--- TEXT SECTION ---
——
12 February, 2014
So far, the interstellar matter was believed to be smoothly brought into a gas disk forming a planetary system as it is. Using the Atacama Large Millimeter/submillimeter Array (ALMA), a team led by Dr. Nami Sakai has been able to observe a drastic chemical change associated with the formation of the disk around the young protostar L1527 in the Taurus molecular cloud . In-falling gas is jammed up due to centrifugal force around the outer edge of the disk, where local heating causes the drastic chemical change to happen. This discovery was published by Nature Journal with the title “Change in the chemical composition of in-falling gas forming a disk around a protostar” on february 12th, 2014.
A new star and its planetary system are formed through gravitational collapse of interstellar gas, mostly H2, and dust. Even after the birth of a protostar (a baby star), the gas and dust in the envelope are still in-falling onto it. At the same time, the gas disk grow up around the baby star, and eventually evolves into a planetary system. Until Dr. Sakai et al. work, formation processes of the gas disk as well as the associated chemical change were left unexplored by the observatories.
Dr. Nami Sakai, assistant profesor of physics in the University of Tokyo, and her global team, observed the young protostar L1527 in the Taurus molecular cloud at a high spatial resolution and high sensitivity with ALMA Observatory, newly constructed in the Atacama desert in Chile, and investigated the formation process of the disk in spectral lines of several molecules . They discovered an unexpected chemical change in the transition zone between the in-falling envelope and the gas disk, contrary to what was believed so far to be a smooth delivery without any significant chemical change.
Figure 1. (top left): Integrated intensity distribution of the cyclic–C3H2 (523-432) line observed with ALMA. (top right) : The position velocity diagram of the cyclic-C3H2 (523-432) line along a north-south line passing through the protostar position. Frequency of the spectral line is shifted toward red (longer wavelength) and blue (shorter wavelength) when the molecule is moving away from us and moving toward us, respectively, due to the Doppler effect. Thus, the velocity can be measured by the frequency shift accurately, which is plotted in the diagram. The cyclic-C3H2 line is shifted to red in the north part of the protostar, whereas to blue in the south part. This means that we are looking at the rotating envelope from the edge-on direction. (bottom left) :Integrated intensity distribution of the SO (JN=78-67) line. The SO distribution seems to fill up the dip of the cyclic-C3H2 distribution. (bottom right): The position velocity diagram of the SO (JN=78-67) line along a north-south line passing through the protostar position. The velocity is proportional to the position offset from the protostar. This means that SO comes from a rotating ring with a cirtain radius as explained in Figure 2.
——
--- DATA SECTION ---
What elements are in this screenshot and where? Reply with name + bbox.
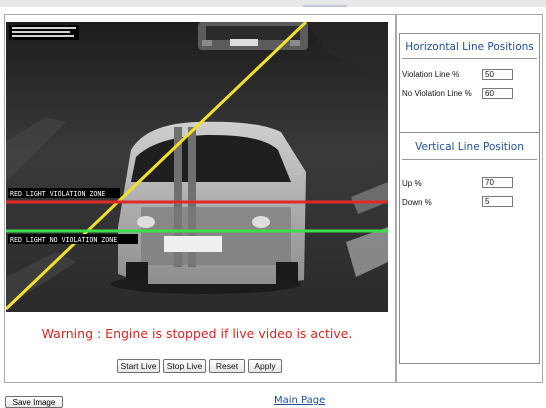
——
--- TASK LIST ---
A) Answer these questions from the text on the ALMA protostar observation:
(i) Which protostar did the team observe, and in which molecular cloud does it lie?
(ii) Where was the ALMA Observatory built?
(iii) According to the Figure 1 caption, which line's distribution seems to fill up the dip of the cyclic-C3H2 distribution?
B) Resume the text on the ALMA protostar observation, picking up after its final sentence.
The lines shown after the text on the ALMA protostar observation are separate material.

--- ANSWERS FOR THE TASKS ---
A)
(i) L1527, in the Taurus molecular cloud.
(ii) In the Atacama desert in Chile.
(iii) The SO (JN=78-67) line.

B)
As a result of the observations, Sakai et al. have found that carbon-chain molecules  and their related species such as cyclic-C3H2 almost completely disappear in the gas phase inward of the radius of 100 AU from the protostar (figure 1, top left; top right). The motion of the gas was investigated on the basis of the precise measurement of the Doppler shift of their spectral lines, and it was revealed that the 100 AU radius corresponds to the centrifugal barrier  (figure 2). At this radius, in-falling gas is jammed up due to the centrifugal force, and is gradually transferred to the inner disk. Namely, this is the front of the disk forming region which has been clearly identified with the spectral line of cyclic-C3H2.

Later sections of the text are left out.